━━ SOURCE DATA ━━

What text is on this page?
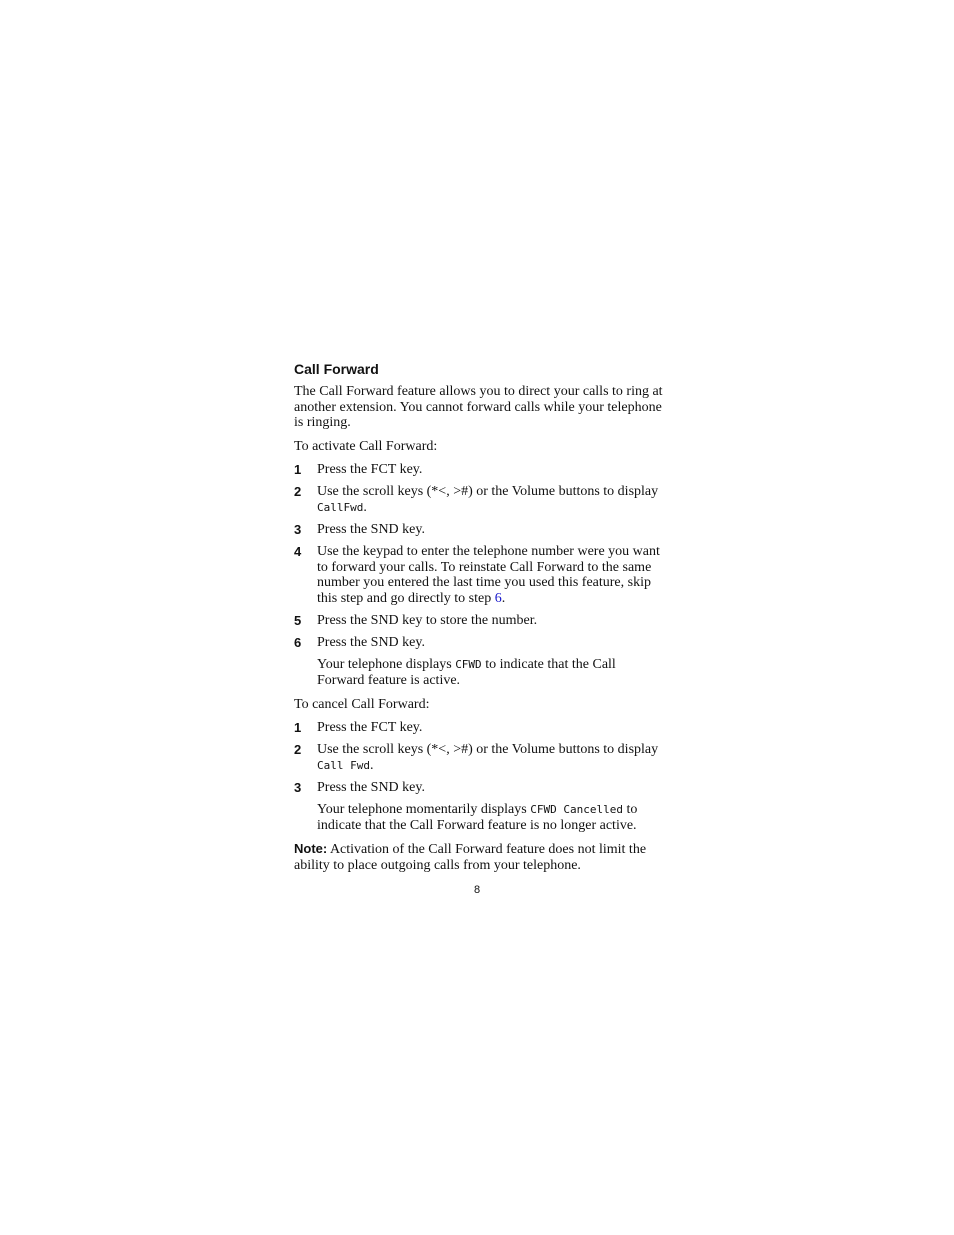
Call Forward

The Call Forward feature allows you to direct your calls to ring at another extension. You cannot forward calls while your telephone is ringing.

To activate Call Forward:

1 Press the FCT key.
2 Use the scroll keys (*<, >#) or the Volume buttons to display CallFwd.
3 Press the SND key.
4 Use the keypad to enter the telephone number were you want to forward your calls. To reinstate Call Forward to the same number you entered the last time you used this feature, skip this step and go directly to step 6.
5 Press the SND key to store the number.
6 Press the SND key.

Your telephone displays CFWD to indicate that the Call Forward feature is active.

To cancel Call Forward:

1 Press the FCT key.
2 Use the scroll keys (*<, >#) or the Volume buttons to display Call Fwd.
3 Press the SND key.

Your telephone momentarily displays CFWD Cancelled to indicate that the Call Forward feature is no longer active.

Note: Activation of the Call Forward feature does not limit the ability to place outgoing calls from your telephone.

8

━━━

▶ _STATED EXERCISE_:
From the data above, count the lines where "telephone" occurs and give that figure and nothing else.

▶ _FINAL RESULT_:
5